= Documento de origem =
O Paraguai é um país pobre, longínquo e sem saídas para o mar. Durante muito tempo preocupou pouco os serviços de informações e diplomáticos das grandes potências, apesar de o exercício da autoridade nele ser assaz precária, em consequência da actuação com grande à vontade do contrabando e do crime organizado. Actualmente ali se combinam e misturam crimes interna­cionais, como o da lavagem de dinheiro, contrabando de armas e narcotráfico.
 
Por outro lado, em virtude dos riscos deste tipo de actuações e do fim da guerra-fria, passou-se a dedicar maior atenção a lugares isolados susceptíveis de facilitarem a pirataria e o terror.
 
O coronel William Mendel, do Exército dos Estados Unidos, na edição portuguesa da Military Review, apresenta como exemplo desse tipo de lugares Ciudad del Leste, localizada na fronteira do seu país, Paraguai, com o Brasil e a Argentina, qualificando-a de antro de criminalidade de baixa tecnologia e refúgio para lavagem de dinheiro, acrescidamente preocupante por ser na maior parte proveniente do Médio Oriente. A pequena cidade de 250 000 habitantes tornou-se um centro de comércio internacional, onde narcotraficantes e banqueiros actuam à margem da lei, ameaçando a soberania e segurança dos países democráticos e dos seus cidadãos, incluindo os Estados Unidos e toda aquela região.

= Exercício escrito a =
Diga se cada afirmação concorda com o texto sobre o Paraguai, respondendo sim ou não e citando as palavras do texto que decidem: (i) o Paraguai não tem acesso ao mar; (ii) Ciudad del Leste tem 500 000 habitantes; (iii) William Mendel escreveu na edição espanhola da Military Review.

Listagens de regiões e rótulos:
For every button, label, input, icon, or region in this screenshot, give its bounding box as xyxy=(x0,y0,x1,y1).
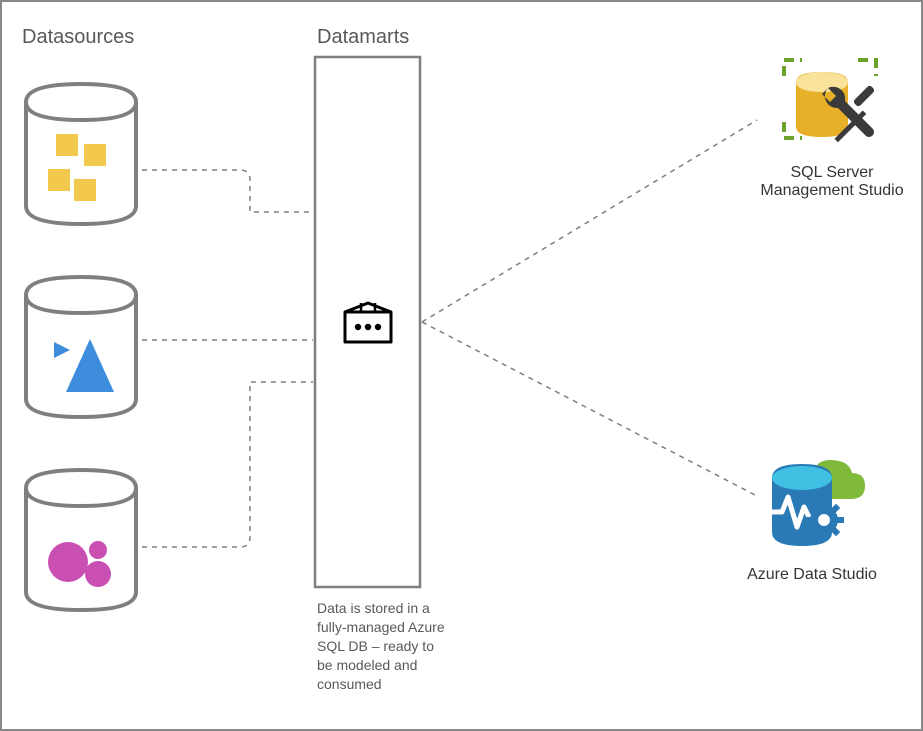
datamart-caption: Data is stored in a fully-managed Azure … xyxy=(317,599,447,693)
datasource-1 xyxy=(26,84,136,224)
heading-datasources: Datasources xyxy=(22,26,134,49)
connector-ads xyxy=(422,322,759,497)
datamart-box-icon xyxy=(345,303,391,342)
blue-triangles-icon xyxy=(54,339,114,392)
ssms-label-line1: SQL Server xyxy=(742,164,922,182)
connector-ssms xyxy=(422,120,757,322)
ads-label-line1: Azure Data Studio xyxy=(722,566,902,584)
connectors xyxy=(142,120,759,547)
ads-icon xyxy=(766,460,865,546)
datasource-2 xyxy=(26,277,136,417)
cylinder-icon xyxy=(26,84,136,224)
datamart-container xyxy=(315,57,420,587)
magenta-circles-icon xyxy=(48,541,111,587)
heading-datamarts: Datamarts xyxy=(317,26,409,49)
cylinder-icon xyxy=(26,470,136,610)
connector-ds3 xyxy=(142,382,313,547)
ads-label: Azure Data Studio xyxy=(722,566,902,584)
ssms-label: SQL Server Management Studio xyxy=(742,164,922,200)
datasource-3 xyxy=(26,470,136,610)
gear-icon xyxy=(804,500,844,540)
ssms-icon xyxy=(784,60,876,142)
ssms-label-line2: Management Studio xyxy=(742,182,922,200)
connector-ds1 xyxy=(142,170,313,212)
yellow-squares-icon xyxy=(48,134,106,201)
cylinder-icon xyxy=(26,277,136,417)
diagram-canvas xyxy=(2,2,921,729)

= Exercício escrito b =
Reescreva todas as entradas das listagens de regiões e rótulos trocando "cylinder-icon" por "database-icon" e deixe o resto igual. Não inclua as imagens.

= Resposta certa a =
(i) Sim: "sem saídas para o mar".
(ii) Não: "A pequena cidade de 250 000 habitantes".
(iii) Não: "na edição portuguesa da Military Review".

= Resposta certa b =
For every button, label, input, icon, or region in this screenshot, give its bounding box as xyxy=(x0,y0,x1,y1).
datamart-caption: Data is stored in a fully-managed Azure … xyxy=(317,599,447,693)
datasource-1 xyxy=(26,84,136,224)
heading-datasources: Datasources xyxy=(22,26,134,49)
connector-ads xyxy=(422,322,759,497)
datamart-box-icon xyxy=(345,303,391,342)
blue-triangles-icon xyxy=(54,339,114,392)
ssms-label-line1: SQL Server xyxy=(742,164,922,182)
connector-ssms xyxy=(422,120,757,322)
ads-label-line1: Azure Data Studio xyxy=(722,566,902,584)
connectors xyxy=(142,120,759,547)
ads-icon xyxy=(766,460,865,546)
datasource-2 xyxy=(26,277,136,417)
database-icon xyxy=(26,84,136,224)
datamart-container xyxy=(315,57,420,587)
magenta-circles-icon xyxy=(48,541,111,587)
heading-datamarts: Datamarts xyxy=(317,26,409,49)
database-icon xyxy=(26,470,136,610)
connector-ds3 xyxy=(142,382,313,547)
ads-label: Azure Data Studio xyxy=(722,566,902,584)
ssms-label: SQL Server Management Studio xyxy=(742,164,922,200)
datasource-3 xyxy=(26,470,136,610)
gear-icon xyxy=(804,500,844,540)
ssms-icon xyxy=(784,60,876,142)
ssms-label-line2: Management Studio xyxy=(742,182,922,200)
connector-ds1 xyxy=(142,170,313,212)
yellow-squares-icon xyxy=(48,134,106,201)
database-icon xyxy=(26,277,136,417)
diagram-canvas xyxy=(2,2,921,729)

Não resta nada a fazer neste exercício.